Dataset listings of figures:
⟨
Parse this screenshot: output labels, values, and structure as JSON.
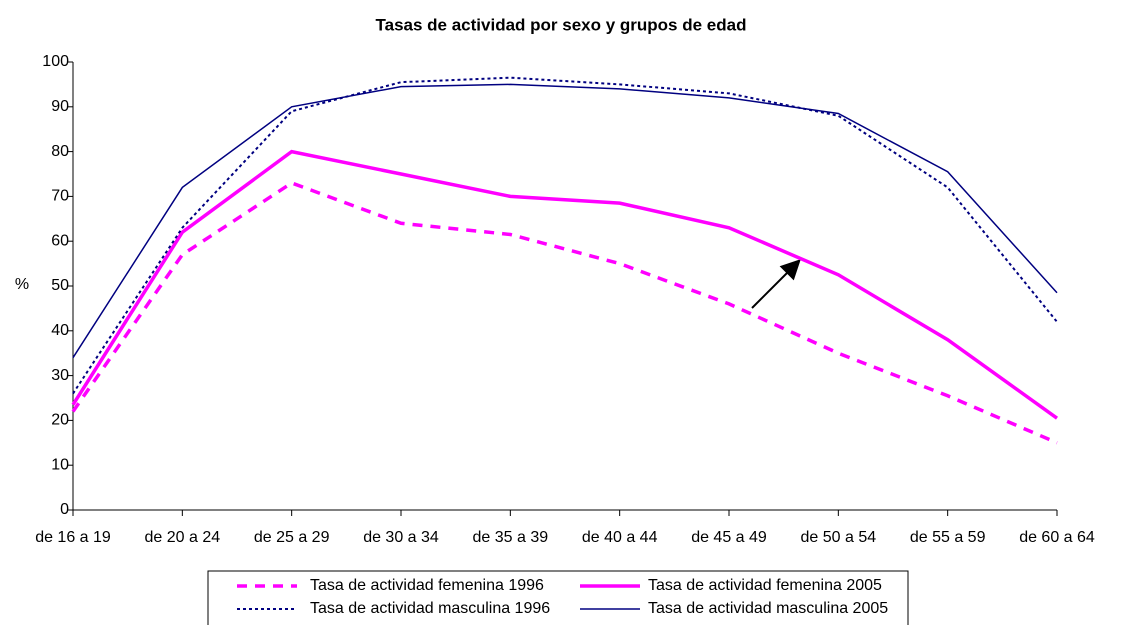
{
  "chart_data": {
    "type": "line",
    "title": "Tasas de actividad por sexo y grupos de edad",
    "y_label": "%",
    "categories": [
      "de 16 a 19",
      "de 20 a 24",
      "de 25 a 29",
      "de 30 a 34",
      "de 35 a 39",
      "de 40 a 44",
      "de 45 a 49",
      "de 50 a 54",
      "de 55 a 59",
      "de 60 a 64"
    ],
    "series": [
      {
        "name": "Tasa de actividad femenina 1996",
        "color": "#ff00ff",
        "dash": "10 8",
        "width": 3.5,
        "values": [
          22,
          57,
          73,
          64,
          61.5,
          55,
          46,
          35,
          25.5,
          15
        ]
      },
      {
        "name": "Tasa de actividad femenina 2005",
        "color": "#ff00ff",
        "dash": "none",
        "width": 3.5,
        "values": [
          23.5,
          62,
          80,
          75,
          70,
          68.5,
          63,
          52.5,
          38,
          20.5
        ]
      },
      {
        "name": "Tasa de actividad masculina 1996",
        "color": "#000080",
        "dash": "3 3",
        "width": 2,
        "values": [
          26,
          63,
          89,
          95.5,
          96.5,
          95,
          93,
          88,
          72,
          42
        ]
      },
      {
        "name": "Tasa de actividad masculina 2005",
        "color": "#000080",
        "dash": "none",
        "width": 1.5,
        "values": [
          34,
          72,
          90,
          94.5,
          95,
          94,
          92,
          88.5,
          75.5,
          48.5
        ]
      }
    ],
    "ylim": [
      0,
      100
    ],
    "yticks": [
      0,
      10,
      20,
      30,
      40,
      50,
      60,
      70,
      80,
      90,
      100
    ],
    "grid": false,
    "legend": "bottom"
  }
}
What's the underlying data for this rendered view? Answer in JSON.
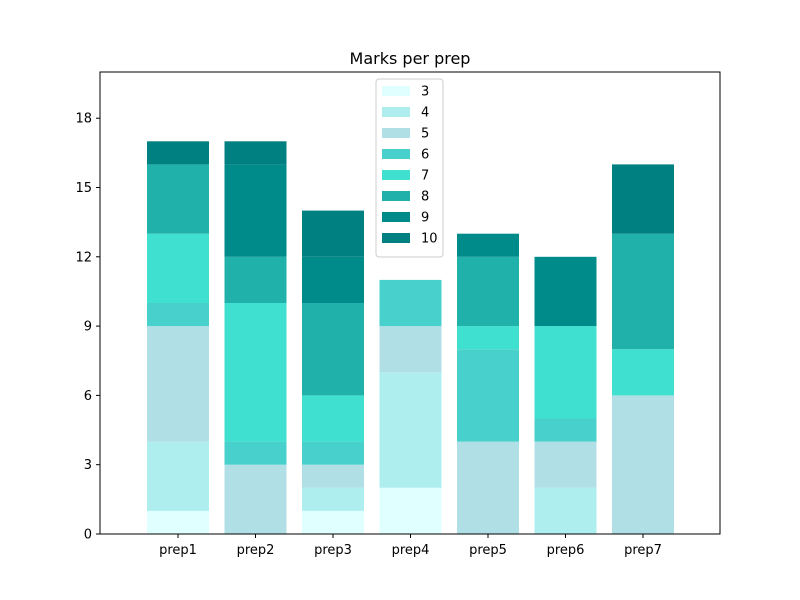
{
  "chart_data": {
    "type": "bar",
    "stacked": true,
    "title": "Marks per prep",
    "xlabel": "",
    "ylabel": "",
    "ylim": [
      0,
      20
    ],
    "yticks": [
      0,
      3,
      6,
      9,
      12,
      15,
      18
    ],
    "categories": [
      "prep1",
      "prep2",
      "prep3",
      "prep4",
      "prep5",
      "prep6",
      "prep7"
    ],
    "legend_position": "upper-center",
    "series": [
      {
        "name": "3",
        "color": "#e0ffff",
        "values": [
          1,
          0,
          1,
          2,
          0,
          0,
          0
        ]
      },
      {
        "name": "4",
        "color": "#afeeee",
        "values": [
          3,
          0,
          1,
          5,
          0,
          2,
          0
        ]
      },
      {
        "name": "5",
        "color": "#b0e0e6",
        "values": [
          5,
          3,
          1,
          2,
          4,
          2,
          6
        ]
      },
      {
        "name": "6",
        "color": "#48d1cc",
        "values": [
          1,
          1,
          1,
          2,
          4,
          1,
          0
        ]
      },
      {
        "name": "7",
        "color": "#40e0d0",
        "values": [
          3,
          6,
          2,
          0,
          1,
          4,
          2
        ]
      },
      {
        "name": "8",
        "color": "#20b2aa",
        "values": [
          3,
          2,
          4,
          0,
          3,
          0,
          5
        ]
      },
      {
        "name": "9",
        "color": "#008b8b",
        "values": [
          0,
          4,
          2,
          0,
          1,
          3,
          0
        ]
      },
      {
        "name": "10",
        "color": "#008080",
        "values": [
          1,
          1,
          2,
          0,
          0,
          0,
          3
        ]
      }
    ]
  }
}
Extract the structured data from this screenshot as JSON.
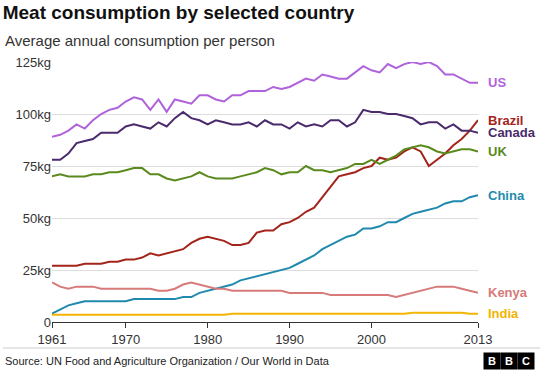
{
  "chart_data": {
    "type": "line",
    "title": "Meat consumption by selected country",
    "subtitle": "Average annual consumption per person",
    "source": "Source: UN Food and Agriculture Organization / Our World in Data",
    "logo": "BBC",
    "x": [
      1961,
      1962,
      1963,
      1964,
      1965,
      1966,
      1967,
      1968,
      1969,
      1970,
      1971,
      1972,
      1973,
      1974,
      1975,
      1976,
      1977,
      1978,
      1979,
      1980,
      1981,
      1982,
      1983,
      1984,
      1985,
      1986,
      1987,
      1988,
      1989,
      1990,
      1991,
      1992,
      1993,
      1994,
      1995,
      1996,
      1997,
      1998,
      1999,
      2000,
      2001,
      2002,
      2003,
      2004,
      2005,
      2006,
      2007,
      2008,
      2009,
      2010,
      2011,
      2012,
      2013
    ],
    "xlim": [
      1961,
      2013
    ],
    "xticks": [
      1961,
      1970,
      1980,
      1990,
      2000,
      2013
    ],
    "ylim": [
      0,
      125
    ],
    "yticks": [
      0,
      {
        "value": 25,
        "label": "25kg"
      },
      {
        "value": 50,
        "label": "50kg"
      },
      {
        "value": 75,
        "label": "75kg"
      },
      {
        "value": 100,
        "label": "100kg"
      },
      {
        "value": 125,
        "label": "125kg"
      }
    ],
    "grid": true,
    "series": [
      {
        "name": "US",
        "color": "#b062dc",
        "values": [
          89,
          90,
          92,
          95,
          93,
          97,
          100,
          102,
          103,
          106,
          108,
          107,
          102,
          107,
          101,
          107,
          106,
          105,
          109,
          109,
          107,
          106,
          109,
          109,
          111,
          111,
          111,
          113,
          112,
          113,
          115,
          117,
          116,
          119,
          118,
          117,
          117,
          120,
          123,
          121,
          120,
          124,
          122,
          124,
          125,
          124,
          125,
          123,
          119,
          119,
          117,
          115,
          115
        ]
      },
      {
        "name": "Brazil",
        "color": "#a3241b",
        "values": [
          27,
          27,
          27,
          27,
          28,
          28,
          28,
          29,
          29,
          30,
          30,
          31,
          33,
          32,
          33,
          34,
          35,
          38,
          40,
          41,
          40,
          39,
          37,
          37,
          38,
          43,
          44,
          44,
          47,
          48,
          50,
          53,
          55,
          60,
          65,
          70,
          71,
          72,
          74,
          75,
          79,
          78,
          79,
          82,
          84,
          82,
          75,
          78,
          81,
          85,
          88,
          92,
          97
        ]
      },
      {
        "name": "Canada",
        "color": "#4a2a6c",
        "values": [
          78,
          78,
          81,
          86,
          87,
          88,
          91,
          91,
          91,
          94,
          95,
          94,
          93,
          96,
          94,
          98,
          101,
          98,
          97,
          95,
          97,
          96,
          95,
          95,
          96,
          94,
          97,
          95,
          95,
          93,
          96,
          94,
          95,
          94,
          97,
          97,
          94,
          96,
          102,
          101,
          101,
          100,
          100,
          99,
          98,
          95,
          96,
          96,
          93,
          95,
          92,
          92,
          91
        ]
      },
      {
        "name": "UK",
        "color": "#5a8a1e",
        "values": [
          70,
          71,
          70,
          70,
          70,
          71,
          71,
          72,
          72,
          73,
          74,
          74,
          71,
          71,
          69,
          68,
          69,
          70,
          72,
          70,
          69,
          69,
          69,
          70,
          71,
          72,
          74,
          73,
          71,
          72,
          72,
          75,
          73,
          73,
          72,
          73,
          74,
          76,
          76,
          78,
          76,
          78,
          80,
          83,
          84,
          85,
          84,
          82,
          81,
          82,
          83,
          83,
          82
        ]
      },
      {
        "name": "China",
        "color": "#1f8aad",
        "values": [
          4,
          6,
          8,
          9,
          10,
          10,
          10,
          10,
          10,
          10,
          11,
          11,
          11,
          11,
          11,
          11,
          12,
          12,
          14,
          15,
          16,
          17,
          18,
          20,
          21,
          22,
          23,
          24,
          25,
          26,
          28,
          30,
          32,
          35,
          37,
          39,
          41,
          42,
          45,
          45,
          46,
          48,
          48,
          50,
          52,
          53,
          54,
          55,
          57,
          58,
          58,
          60,
          61
        ]
      },
      {
        "name": "Kenya",
        "color": "#d77a7a",
        "values": [
          19,
          17,
          16,
          17,
          17,
          17,
          16,
          16,
          16,
          16,
          16,
          16,
          16,
          15,
          15,
          16,
          18,
          19,
          18,
          17,
          16,
          16,
          15,
          15,
          15,
          15,
          15,
          15,
          15,
          14,
          14,
          14,
          14,
          14,
          13,
          13,
          13,
          13,
          13,
          13,
          13,
          13,
          12,
          13,
          14,
          15,
          16,
          17,
          17,
          17,
          16,
          15,
          14
        ]
      },
      {
        "name": "India",
        "color": "#f4b400",
        "values": [
          3.5,
          3.5,
          3.5,
          3.5,
          3.5,
          3.5,
          3.5,
          3.5,
          3.5,
          3.5,
          3.5,
          3.5,
          3.5,
          3.5,
          3.5,
          3.5,
          3.5,
          3.5,
          3.5,
          3.5,
          3.5,
          3.5,
          4,
          4,
          4,
          4,
          4,
          4,
          4,
          4,
          4,
          4,
          4,
          4,
          4,
          4,
          4,
          4,
          4,
          4,
          4,
          4,
          4,
          4,
          4.5,
          4.5,
          4.5,
          4.5,
          4.5,
          4.5,
          4.5,
          4,
          4
        ]
      }
    ]
  }
}
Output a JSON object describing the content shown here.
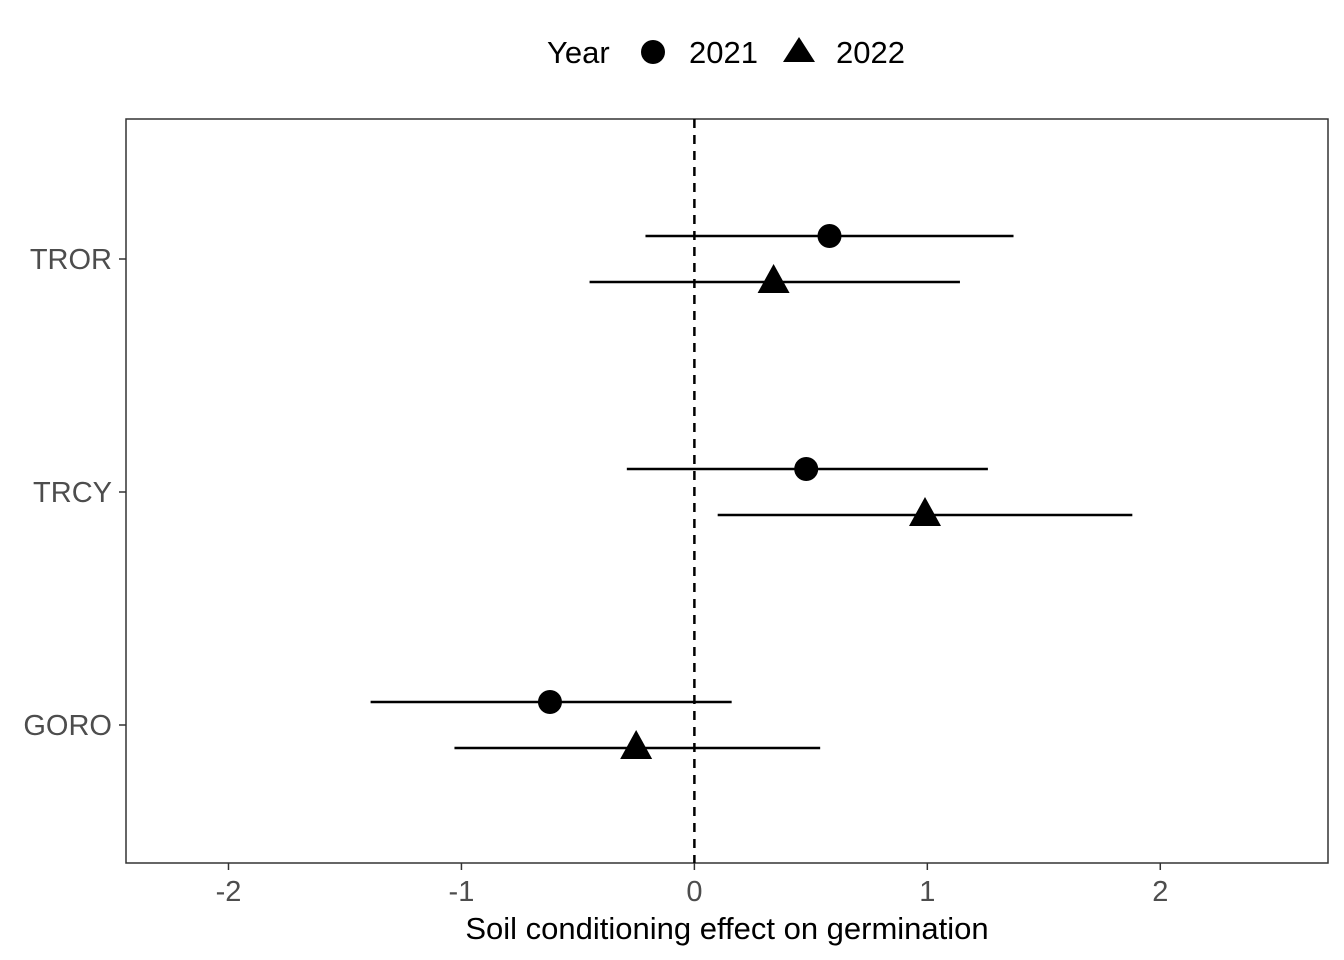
{
  "chart_data": {
    "type": "scatter",
    "title": "",
    "xlabel": "Soil conditioning effect on germination",
    "ylabel": "",
    "xlim": [
      -2.44,
      2.72
    ],
    "xticks": [
      -2,
      -1,
      0,
      1,
      2
    ],
    "categories": [
      "TROR",
      "TRCY",
      "GORO"
    ],
    "reference_line": {
      "x": 0,
      "style": "dashed"
    },
    "grid": false,
    "legend": {
      "title": "Year",
      "placement": "top",
      "entries": [
        {
          "label": "2021",
          "shape": "circle"
        },
        {
          "label": "2022",
          "shape": "triangle"
        }
      ]
    },
    "series": [
      {
        "name": "2021",
        "shape": "circle",
        "points": [
          {
            "category": "TROR",
            "estimate": 0.58,
            "lower": -0.21,
            "upper": 1.37
          },
          {
            "category": "TRCY",
            "estimate": 0.48,
            "lower": -0.29,
            "upper": 1.26
          },
          {
            "category": "GORO",
            "estimate": -0.62,
            "lower": -1.39,
            "upper": 0.16
          }
        ]
      },
      {
        "name": "2022",
        "shape": "triangle",
        "points": [
          {
            "category": "TROR",
            "estimate": 0.34,
            "lower": -0.45,
            "upper": 1.14
          },
          {
            "category": "TRCY",
            "estimate": 0.99,
            "lower": 0.1,
            "upper": 1.88
          },
          {
            "category": "GORO",
            "estimate": -0.25,
            "lower": -1.03,
            "upper": 0.54
          }
        ]
      }
    ],
    "colors": {
      "points": "#000000",
      "panel_border": "#333333",
      "ticks": "#333333"
    }
  }
}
⟩
PROBLEM REQUIREMENTS: Using the records above, select and copy every line that has the word "shape".

THE OUTPUT:
          "shape": "circle"
          "shape": "triangle"
        "shape": "circle",
        "shape": "triangle",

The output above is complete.